• [Problem statement] Report the count of lines holding "Infarct" in the records, with no other words.

╔══

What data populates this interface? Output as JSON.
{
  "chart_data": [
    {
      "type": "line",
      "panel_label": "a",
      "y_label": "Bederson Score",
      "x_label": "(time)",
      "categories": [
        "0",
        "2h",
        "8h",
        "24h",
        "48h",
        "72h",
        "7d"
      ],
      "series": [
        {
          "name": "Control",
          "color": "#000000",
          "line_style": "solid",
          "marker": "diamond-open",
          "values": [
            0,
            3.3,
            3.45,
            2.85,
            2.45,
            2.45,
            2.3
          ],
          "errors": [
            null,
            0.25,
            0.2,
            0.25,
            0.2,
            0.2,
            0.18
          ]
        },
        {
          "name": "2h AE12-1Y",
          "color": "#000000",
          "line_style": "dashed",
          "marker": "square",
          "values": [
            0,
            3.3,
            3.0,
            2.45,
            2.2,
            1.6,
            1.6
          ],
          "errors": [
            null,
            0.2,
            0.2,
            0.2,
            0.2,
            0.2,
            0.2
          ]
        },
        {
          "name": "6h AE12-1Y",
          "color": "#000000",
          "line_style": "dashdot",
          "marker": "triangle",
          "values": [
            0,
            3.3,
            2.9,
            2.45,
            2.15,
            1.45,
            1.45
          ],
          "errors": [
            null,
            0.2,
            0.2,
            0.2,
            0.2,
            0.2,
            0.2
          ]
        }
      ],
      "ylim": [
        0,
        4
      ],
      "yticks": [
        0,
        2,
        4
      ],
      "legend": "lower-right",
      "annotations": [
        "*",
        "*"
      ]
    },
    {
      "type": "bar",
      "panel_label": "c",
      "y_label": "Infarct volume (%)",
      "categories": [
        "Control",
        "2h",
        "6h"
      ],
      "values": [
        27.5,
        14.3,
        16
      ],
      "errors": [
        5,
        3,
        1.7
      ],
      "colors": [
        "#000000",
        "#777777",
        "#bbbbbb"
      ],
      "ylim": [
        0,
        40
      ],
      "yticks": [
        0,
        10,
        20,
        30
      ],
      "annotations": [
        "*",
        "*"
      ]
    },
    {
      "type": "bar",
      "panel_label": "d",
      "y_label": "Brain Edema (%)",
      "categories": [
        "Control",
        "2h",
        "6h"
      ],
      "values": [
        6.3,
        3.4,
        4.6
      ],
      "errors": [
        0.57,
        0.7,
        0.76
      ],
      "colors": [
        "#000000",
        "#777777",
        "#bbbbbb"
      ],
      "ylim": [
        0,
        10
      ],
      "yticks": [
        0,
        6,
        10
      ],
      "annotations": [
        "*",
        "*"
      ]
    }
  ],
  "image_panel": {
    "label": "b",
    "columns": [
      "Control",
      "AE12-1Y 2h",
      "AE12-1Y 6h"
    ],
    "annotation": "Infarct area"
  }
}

╚══
╔══

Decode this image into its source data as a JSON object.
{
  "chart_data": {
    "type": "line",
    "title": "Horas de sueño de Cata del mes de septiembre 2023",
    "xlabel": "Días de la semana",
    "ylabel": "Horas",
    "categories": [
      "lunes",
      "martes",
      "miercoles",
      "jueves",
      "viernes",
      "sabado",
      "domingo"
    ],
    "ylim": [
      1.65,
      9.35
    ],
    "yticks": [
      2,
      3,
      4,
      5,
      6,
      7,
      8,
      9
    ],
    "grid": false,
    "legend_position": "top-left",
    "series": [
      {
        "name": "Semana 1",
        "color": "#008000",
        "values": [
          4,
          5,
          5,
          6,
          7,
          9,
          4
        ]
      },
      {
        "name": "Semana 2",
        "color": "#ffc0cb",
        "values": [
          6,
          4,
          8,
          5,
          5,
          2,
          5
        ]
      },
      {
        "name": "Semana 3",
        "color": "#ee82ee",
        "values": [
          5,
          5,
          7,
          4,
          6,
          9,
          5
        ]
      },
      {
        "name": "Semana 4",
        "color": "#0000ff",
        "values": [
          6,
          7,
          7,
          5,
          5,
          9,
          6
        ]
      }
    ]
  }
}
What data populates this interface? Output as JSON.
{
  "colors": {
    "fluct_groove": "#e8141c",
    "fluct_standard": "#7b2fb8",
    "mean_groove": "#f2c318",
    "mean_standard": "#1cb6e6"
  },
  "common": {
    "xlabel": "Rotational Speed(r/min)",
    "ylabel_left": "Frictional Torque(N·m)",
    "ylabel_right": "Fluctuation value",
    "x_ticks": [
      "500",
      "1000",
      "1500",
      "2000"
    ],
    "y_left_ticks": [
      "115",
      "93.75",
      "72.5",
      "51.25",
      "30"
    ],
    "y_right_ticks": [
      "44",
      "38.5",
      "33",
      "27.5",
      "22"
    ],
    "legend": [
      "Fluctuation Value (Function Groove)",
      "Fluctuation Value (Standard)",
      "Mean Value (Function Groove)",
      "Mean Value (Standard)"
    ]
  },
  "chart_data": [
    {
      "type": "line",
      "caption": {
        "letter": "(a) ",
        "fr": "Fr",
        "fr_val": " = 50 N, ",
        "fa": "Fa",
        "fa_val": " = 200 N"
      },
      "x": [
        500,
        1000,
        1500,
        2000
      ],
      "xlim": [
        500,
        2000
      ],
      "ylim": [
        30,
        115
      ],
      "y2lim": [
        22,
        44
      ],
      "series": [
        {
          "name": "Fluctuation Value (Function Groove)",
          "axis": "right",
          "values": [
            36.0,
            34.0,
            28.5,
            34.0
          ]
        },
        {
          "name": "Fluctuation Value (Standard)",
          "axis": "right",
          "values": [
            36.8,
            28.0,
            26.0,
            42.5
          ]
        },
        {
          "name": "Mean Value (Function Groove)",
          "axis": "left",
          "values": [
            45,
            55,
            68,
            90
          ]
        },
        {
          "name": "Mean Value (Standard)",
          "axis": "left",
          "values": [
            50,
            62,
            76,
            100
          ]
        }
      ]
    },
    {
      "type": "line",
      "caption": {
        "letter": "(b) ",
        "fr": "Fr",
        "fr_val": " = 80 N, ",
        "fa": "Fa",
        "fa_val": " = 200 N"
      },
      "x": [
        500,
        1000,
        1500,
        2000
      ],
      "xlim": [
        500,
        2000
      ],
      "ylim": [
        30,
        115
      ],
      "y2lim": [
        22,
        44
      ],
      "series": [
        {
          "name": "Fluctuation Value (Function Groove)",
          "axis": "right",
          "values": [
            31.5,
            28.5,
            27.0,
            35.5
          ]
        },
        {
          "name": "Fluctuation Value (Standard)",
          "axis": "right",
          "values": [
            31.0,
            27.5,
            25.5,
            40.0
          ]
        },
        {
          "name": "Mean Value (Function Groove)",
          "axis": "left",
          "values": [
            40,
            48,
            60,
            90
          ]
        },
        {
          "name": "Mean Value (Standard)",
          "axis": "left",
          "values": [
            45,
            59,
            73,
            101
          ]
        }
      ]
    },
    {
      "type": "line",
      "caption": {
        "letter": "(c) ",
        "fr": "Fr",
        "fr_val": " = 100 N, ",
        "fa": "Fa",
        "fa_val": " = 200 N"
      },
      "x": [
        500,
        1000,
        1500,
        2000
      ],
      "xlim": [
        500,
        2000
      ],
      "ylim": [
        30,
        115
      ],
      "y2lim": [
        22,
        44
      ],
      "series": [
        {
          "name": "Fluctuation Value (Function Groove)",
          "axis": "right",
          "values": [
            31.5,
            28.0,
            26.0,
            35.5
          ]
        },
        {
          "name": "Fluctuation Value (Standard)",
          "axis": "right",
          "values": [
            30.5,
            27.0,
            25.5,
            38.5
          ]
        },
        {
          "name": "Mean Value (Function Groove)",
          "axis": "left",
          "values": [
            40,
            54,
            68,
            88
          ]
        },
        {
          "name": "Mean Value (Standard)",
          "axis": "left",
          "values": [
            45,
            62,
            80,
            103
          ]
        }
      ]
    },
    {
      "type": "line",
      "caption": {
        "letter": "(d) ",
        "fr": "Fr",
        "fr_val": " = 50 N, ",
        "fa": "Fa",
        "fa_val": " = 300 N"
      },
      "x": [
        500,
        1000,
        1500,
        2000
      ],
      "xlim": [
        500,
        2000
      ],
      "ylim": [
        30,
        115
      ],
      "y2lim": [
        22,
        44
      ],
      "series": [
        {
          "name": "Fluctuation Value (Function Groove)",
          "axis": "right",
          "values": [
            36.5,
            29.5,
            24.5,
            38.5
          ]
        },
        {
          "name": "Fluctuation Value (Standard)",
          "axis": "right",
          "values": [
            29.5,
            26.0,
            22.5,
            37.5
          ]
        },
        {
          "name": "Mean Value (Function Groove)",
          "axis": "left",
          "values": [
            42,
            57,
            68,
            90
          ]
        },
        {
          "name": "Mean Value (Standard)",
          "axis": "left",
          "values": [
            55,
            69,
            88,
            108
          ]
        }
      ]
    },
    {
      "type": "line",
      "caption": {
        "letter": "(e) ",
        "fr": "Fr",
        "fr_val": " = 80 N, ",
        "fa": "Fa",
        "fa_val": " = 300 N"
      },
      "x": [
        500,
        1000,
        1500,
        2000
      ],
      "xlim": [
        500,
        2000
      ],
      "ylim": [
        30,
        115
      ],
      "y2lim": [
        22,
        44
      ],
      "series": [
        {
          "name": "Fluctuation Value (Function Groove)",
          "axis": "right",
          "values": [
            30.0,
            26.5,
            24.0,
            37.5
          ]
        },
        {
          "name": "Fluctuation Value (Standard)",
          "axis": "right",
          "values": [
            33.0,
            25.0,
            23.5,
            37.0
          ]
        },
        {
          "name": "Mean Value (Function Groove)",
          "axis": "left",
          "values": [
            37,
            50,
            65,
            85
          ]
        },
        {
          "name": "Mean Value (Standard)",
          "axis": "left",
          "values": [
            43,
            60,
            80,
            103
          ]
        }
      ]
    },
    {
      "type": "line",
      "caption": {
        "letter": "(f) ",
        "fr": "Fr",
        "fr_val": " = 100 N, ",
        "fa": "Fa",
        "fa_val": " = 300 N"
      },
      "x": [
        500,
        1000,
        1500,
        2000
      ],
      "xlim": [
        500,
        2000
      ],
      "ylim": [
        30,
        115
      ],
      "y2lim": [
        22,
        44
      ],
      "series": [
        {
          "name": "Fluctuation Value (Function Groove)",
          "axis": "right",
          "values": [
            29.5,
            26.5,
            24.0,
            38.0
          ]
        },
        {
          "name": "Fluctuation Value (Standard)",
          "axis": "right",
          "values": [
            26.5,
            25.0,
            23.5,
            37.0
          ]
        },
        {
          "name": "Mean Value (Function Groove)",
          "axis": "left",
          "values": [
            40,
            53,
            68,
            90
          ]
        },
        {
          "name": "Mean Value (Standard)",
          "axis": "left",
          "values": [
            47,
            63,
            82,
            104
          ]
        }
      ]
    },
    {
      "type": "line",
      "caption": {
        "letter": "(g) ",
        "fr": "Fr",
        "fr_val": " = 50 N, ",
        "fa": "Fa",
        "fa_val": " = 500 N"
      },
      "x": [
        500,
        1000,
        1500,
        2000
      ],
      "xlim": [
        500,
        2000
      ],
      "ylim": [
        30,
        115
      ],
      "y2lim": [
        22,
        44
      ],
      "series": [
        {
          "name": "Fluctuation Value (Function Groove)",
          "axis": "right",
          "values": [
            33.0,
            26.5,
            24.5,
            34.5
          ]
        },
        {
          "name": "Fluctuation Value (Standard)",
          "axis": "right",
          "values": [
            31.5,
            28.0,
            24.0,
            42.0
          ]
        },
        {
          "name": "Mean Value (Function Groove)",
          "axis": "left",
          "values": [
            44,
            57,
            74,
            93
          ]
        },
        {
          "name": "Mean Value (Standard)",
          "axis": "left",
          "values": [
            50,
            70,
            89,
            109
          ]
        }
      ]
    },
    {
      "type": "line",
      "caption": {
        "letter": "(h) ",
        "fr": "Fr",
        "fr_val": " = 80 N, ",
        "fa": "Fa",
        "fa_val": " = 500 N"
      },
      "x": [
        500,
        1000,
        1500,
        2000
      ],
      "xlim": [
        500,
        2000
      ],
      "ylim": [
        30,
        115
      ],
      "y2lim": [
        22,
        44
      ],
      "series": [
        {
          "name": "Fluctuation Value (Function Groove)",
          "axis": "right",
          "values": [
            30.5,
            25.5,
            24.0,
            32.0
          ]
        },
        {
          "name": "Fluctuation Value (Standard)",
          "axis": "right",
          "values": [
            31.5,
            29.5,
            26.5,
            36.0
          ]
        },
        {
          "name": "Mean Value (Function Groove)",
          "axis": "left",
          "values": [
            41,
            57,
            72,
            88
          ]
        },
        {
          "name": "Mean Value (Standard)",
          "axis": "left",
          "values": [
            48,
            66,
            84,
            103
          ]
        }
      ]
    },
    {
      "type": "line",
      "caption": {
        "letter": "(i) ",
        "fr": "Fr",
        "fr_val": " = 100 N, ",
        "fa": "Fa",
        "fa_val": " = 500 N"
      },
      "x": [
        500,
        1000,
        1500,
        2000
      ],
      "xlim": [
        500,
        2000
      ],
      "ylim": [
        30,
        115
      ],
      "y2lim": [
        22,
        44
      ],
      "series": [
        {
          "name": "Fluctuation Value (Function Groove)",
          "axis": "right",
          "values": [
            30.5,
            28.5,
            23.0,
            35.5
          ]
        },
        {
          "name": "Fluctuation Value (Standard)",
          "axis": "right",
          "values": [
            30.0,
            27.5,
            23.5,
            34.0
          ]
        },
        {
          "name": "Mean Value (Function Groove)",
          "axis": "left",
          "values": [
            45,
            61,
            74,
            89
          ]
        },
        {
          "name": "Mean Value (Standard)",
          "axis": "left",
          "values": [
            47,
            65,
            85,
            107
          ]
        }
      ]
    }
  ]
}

╚══

• [Solution to the problem] 2